## Work to do
Write out every record below exactly as it appears.

## Dataset extract
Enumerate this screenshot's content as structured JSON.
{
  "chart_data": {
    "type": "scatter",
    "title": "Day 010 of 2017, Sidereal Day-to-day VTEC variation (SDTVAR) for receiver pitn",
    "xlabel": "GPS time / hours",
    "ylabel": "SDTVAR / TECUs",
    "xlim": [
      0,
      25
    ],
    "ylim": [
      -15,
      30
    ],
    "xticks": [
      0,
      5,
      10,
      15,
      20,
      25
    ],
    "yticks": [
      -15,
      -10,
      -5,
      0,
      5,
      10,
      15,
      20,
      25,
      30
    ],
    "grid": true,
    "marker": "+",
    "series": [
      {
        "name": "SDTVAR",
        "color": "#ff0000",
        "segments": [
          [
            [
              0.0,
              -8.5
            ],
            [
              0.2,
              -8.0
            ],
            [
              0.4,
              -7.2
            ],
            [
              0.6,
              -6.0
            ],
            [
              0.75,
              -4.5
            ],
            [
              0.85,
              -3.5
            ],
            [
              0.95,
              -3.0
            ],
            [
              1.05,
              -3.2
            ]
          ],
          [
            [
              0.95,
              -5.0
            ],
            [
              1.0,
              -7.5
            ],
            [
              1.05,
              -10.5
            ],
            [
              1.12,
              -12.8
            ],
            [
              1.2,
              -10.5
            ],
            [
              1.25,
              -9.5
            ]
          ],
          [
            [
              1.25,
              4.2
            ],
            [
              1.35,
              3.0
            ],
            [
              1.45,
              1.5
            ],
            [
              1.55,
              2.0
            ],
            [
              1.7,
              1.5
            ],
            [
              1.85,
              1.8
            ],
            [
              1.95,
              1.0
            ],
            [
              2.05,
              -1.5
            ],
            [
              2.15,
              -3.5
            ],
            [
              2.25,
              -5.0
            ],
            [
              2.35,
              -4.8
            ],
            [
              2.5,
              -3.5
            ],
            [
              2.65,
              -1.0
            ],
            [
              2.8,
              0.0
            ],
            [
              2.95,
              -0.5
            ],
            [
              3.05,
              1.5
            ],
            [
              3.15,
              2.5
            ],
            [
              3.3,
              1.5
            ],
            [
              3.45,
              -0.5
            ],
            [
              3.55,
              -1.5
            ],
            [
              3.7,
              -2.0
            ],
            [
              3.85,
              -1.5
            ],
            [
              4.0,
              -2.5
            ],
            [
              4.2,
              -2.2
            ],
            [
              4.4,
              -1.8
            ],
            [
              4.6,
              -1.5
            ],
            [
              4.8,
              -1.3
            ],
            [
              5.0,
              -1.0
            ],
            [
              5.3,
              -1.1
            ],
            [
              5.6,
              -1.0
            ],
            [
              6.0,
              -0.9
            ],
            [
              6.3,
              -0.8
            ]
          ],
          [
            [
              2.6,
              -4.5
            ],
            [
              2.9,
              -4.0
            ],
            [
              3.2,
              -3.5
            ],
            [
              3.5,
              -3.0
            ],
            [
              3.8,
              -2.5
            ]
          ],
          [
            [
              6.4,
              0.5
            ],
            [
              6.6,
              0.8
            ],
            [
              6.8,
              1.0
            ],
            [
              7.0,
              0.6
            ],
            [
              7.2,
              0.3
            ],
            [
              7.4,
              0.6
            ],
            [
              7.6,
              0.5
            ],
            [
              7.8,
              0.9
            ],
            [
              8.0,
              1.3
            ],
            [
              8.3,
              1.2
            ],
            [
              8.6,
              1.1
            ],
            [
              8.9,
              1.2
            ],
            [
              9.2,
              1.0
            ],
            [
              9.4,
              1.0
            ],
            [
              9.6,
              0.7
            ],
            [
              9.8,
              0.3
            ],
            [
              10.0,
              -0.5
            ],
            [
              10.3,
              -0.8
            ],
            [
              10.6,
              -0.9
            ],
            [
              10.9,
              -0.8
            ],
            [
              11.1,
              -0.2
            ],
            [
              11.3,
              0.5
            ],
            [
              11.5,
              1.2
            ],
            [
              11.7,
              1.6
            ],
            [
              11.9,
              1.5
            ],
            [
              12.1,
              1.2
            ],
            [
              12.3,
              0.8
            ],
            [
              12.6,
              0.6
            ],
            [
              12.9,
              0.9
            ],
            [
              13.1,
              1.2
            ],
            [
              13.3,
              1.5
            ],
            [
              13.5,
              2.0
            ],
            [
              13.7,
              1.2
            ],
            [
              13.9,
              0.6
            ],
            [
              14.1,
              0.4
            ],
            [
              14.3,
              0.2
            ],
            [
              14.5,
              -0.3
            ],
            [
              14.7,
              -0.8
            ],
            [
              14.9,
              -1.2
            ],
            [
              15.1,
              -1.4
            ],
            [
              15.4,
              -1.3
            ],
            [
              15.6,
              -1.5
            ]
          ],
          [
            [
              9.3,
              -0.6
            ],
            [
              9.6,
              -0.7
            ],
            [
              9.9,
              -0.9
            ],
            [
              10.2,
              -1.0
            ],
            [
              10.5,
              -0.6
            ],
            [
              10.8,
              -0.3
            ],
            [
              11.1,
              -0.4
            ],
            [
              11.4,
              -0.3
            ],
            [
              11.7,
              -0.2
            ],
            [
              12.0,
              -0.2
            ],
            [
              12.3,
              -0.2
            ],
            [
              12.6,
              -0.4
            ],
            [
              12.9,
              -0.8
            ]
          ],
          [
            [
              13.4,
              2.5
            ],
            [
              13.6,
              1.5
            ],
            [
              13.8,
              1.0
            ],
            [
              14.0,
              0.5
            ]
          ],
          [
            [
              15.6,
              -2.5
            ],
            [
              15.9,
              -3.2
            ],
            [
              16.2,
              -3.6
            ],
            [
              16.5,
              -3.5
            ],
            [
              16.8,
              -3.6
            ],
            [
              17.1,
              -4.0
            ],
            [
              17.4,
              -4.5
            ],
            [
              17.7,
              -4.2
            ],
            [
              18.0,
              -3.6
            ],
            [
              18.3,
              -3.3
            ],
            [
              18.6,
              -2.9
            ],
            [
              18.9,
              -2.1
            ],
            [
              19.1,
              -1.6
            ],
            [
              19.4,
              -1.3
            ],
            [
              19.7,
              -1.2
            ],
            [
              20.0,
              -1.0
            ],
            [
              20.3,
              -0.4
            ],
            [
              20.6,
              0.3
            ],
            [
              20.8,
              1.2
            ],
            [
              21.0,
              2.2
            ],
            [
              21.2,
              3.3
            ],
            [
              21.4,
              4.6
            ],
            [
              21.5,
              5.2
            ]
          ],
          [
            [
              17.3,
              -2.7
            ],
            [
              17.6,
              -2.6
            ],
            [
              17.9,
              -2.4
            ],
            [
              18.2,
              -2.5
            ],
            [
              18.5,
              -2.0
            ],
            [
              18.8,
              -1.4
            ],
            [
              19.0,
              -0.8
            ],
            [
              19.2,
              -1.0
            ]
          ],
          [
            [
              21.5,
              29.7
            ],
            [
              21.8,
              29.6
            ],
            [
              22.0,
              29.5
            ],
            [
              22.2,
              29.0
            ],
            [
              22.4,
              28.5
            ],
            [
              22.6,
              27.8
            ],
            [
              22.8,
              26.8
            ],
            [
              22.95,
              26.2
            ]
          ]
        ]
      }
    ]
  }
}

## Written response
Enumerate this screenshot's content as structured JSON.
{
  "chart_data": {
    "type": "scatter",
    "title": "Day 010 of 2017, Sidereal Day-to-day VTEC variation (SDTVAR) for receiver pitn",
    "xlabel": "GPS time / hours",
    "ylabel": "SDTVAR / TECUs",
    "xlim": [
      0,
      25
    ],
    "ylim": [
      -15,
      30
    ],
    "xticks": [
      0,
      5,
      10,
      15,
      20,
      25
    ],
    "yticks": [
      -15,
      -10,
      -5,
      0,
      5,
      10,
      15,
      20,
      25,
      30
    ],
    "grid": true,
    "marker": "+",
    "series": [
      {
        "name": "SDTVAR",
        "color": "#ff0000",
        "segments": [
          [
            [
              0.0,
              -8.5
            ],
            [
              0.2,
              -8.0
            ],
            [
              0.4,
              -7.2
            ],
            [
              0.6,
              -6.0
            ],
            [
              0.75,
              -4.5
            ],
            [
              0.85,
              -3.5
            ],
            [
              0.95,
              -3.0
            ],
            [
              1.05,
              -3.2
            ]
          ],
          [
            [
              0.95,
              -5.0
            ],
            [
              1.0,
              -7.5
            ],
            [
              1.05,
              -10.5
            ],
            [
              1.12,
              -12.8
            ],
            [
              1.2,
              -10.5
            ],
            [
              1.25,
              -9.5
            ]
          ],
          [
            [
              1.25,
              4.2
            ],
            [
              1.35,
              3.0
            ],
            [
              1.45,
              1.5
            ],
            [
              1.55,
              2.0
            ],
            [
              1.7,
              1.5
            ],
            [
              1.85,
              1.8
            ],
            [
              1.95,
              1.0
            ],
            [
              2.05,
              -1.5
            ],
            [
              2.15,
              -3.5
            ],
            [
              2.25,
              -5.0
            ],
            [
              2.35,
              -4.8
            ],
            [
              2.5,
              -3.5
            ],
            [
              2.65,
              -1.0
            ],
            [
              2.8,
              0.0
            ],
            [
              2.95,
              -0.5
            ],
            [
              3.05,
              1.5
            ],
            [
              3.15,
              2.5
            ],
            [
              3.3,
              1.5
            ],
            [
              3.45,
              -0.5
            ],
            [
              3.55,
              -1.5
            ],
            [
              3.7,
              -2.0
            ],
            [
              3.85,
              -1.5
            ],
            [
              4.0,
              -2.5
            ],
            [
              4.2,
              -2.2
            ],
            [
              4.4,
              -1.8
            ],
            [
              4.6,
              -1.5
            ],
            [
              4.8,
              -1.3
            ],
            [
              5.0,
              -1.0
            ],
            [
              5.3,
              -1.1
            ],
            [
              5.6,
              -1.0
            ],
            [
              6.0,
              -0.9
            ],
            [
              6.3,
              -0.8
            ]
          ],
          [
            [
              2.6,
              -4.5
            ],
            [
              2.9,
              -4.0
            ],
            [
              3.2,
              -3.5
            ],
            [
              3.5,
              -3.0
            ],
            [
              3.8,
              -2.5
            ]
          ],
          [
            [
              6.4,
              0.5
            ],
            [
              6.6,
              0.8
            ],
            [
              6.8,
              1.0
            ],
            [
              7.0,
              0.6
            ],
            [
              7.2,
              0.3
            ],
            [
              7.4,
              0.6
            ],
            [
              7.6,
              0.5
            ],
            [
              7.8,
              0.9
            ],
            [
              8.0,
              1.3
            ],
            [
              8.3,
              1.2
            ],
            [
              8.6,
              1.1
            ],
            [
              8.9,
              1.2
            ],
            [
              9.2,
              1.0
            ],
            [
              9.4,
              1.0
            ],
            [
              9.6,
              0.7
            ],
            [
              9.8,
              0.3
            ],
            [
              10.0,
              -0.5
            ],
            [
              10.3,
              -0.8
            ],
            [
              10.6,
              -0.9
            ],
            [
              10.9,
              -0.8
            ],
            [
              11.1,
              -0.2
            ],
            [
              11.3,
              0.5
            ],
            [
              11.5,
              1.2
            ],
            [
              11.7,
              1.6
            ],
            [
              11.9,
              1.5
            ],
            [
              12.1,
              1.2
            ],
            [
              12.3,
              0.8
            ],
            [
              12.6,
              0.6
            ],
            [
              12.9,
              0.9
            ],
            [
              13.1,
              1.2
            ],
            [
              13.3,
              1.5
            ],
            [
              13.5,
              2.0
            ],
            [
              13.7,
              1.2
            ],
            [
              13.9,
              0.6
            ],
            [
              14.1,
              0.4
            ],
            [
              14.3,
              0.2
            ],
            [
              14.5,
              -0.3
            ],
            [
              14.7,
              -0.8
            ],
            [
              14.9,
              -1.2
            ],
            [
              15.1,
              -1.4
            ],
            [
              15.4,
              -1.3
            ],
            [
              15.6,
              -1.5
            ]
          ],
          [
            [
              9.3,
              -0.6
            ],
            [
              9.6,
              -0.7
            ],
            [
              9.9,
              -0.9
            ],
            [
              10.2,
              -1.0
            ],
            [
              10.5,
              -0.6
            ],
            [
              10.8,
              -0.3
            ],
            [
              11.1,
              -0.4
            ],
            [
              11.4,
              -0.3
            ],
            [
              11.7,
              -0.2
            ],
            [
              12.0,
              -0.2
            ],
            [
              12.3,
              -0.2
            ],
            [
              12.6,
              -0.4
            ],
            [
              12.9,
              -0.8
            ]
          ],
          [
            [
              13.4,
              2.5
            ],
            [
              13.6,
              1.5
            ],
            [
              13.8,
              1.0
            ],
            [
              14.0,
              0.5
            ]
          ],
          [
            [
              15.6,
              -2.5
            ],
            [
              15.9,
              -3.2
            ],
            [
              16.2,
              -3.6
            ],
            [
              16.5,
              -3.5
            ],
            [
              16.8,
              -3.6
            ],
            [
              17.1,
              -4.0
            ],
            [
              17.4,
              -4.5
            ],
            [
              17.7,
              -4.2
            ],
            [
              18.0,
              -3.6
            ],
            [
              18.3,
              -3.3
            ],
            [
              18.6,
              -2.9
            ],
            [
              18.9,
              -2.1
            ],
            [
              19.1,
              -1.6
            ],
            [
              19.4,
              -1.3
            ],
            [
              19.7,
              -1.2
            ],
            [
              20.0,
              -1.0
            ],
            [
              20.3,
              -0.4
            ],
            [
              20.6,
              0.3
            ],
            [
              20.8,
              1.2
            ],
            [
              21.0,
              2.2
            ],
            [
              21.2,
              3.3
            ],
            [
              21.4,
              4.6
            ],
            [
              21.5,
              5.2
            ]
          ],
          [
            [
              17.3,
              -2.7
            ],
            [
              17.6,
              -2.6
            ],
            [
              17.9,
              -2.4
            ],
            [
              18.2,
              -2.5
            ],
            [
              18.5,
              -2.0
            ],
            [
              18.8,
              -1.4
            ],
            [
              19.0,
              -0.8
            ],
            [
              19.2,
              -1.0
            ]
          ],
          [
            [
              21.5,
              29.7
            ],
            [
              21.8,
              29.6
            ],
            [
              22.0,
              29.5
            ],
            [
              22.2,
              29.0
            ],
            [
              22.4,
              28.5
            ],
            [
              22.6,
              27.8
            ],
            [
              22.8,
              26.8
            ],
            [
              22.95,
              26.2
            ]
          ]
        ]
      }
    ]
  }
}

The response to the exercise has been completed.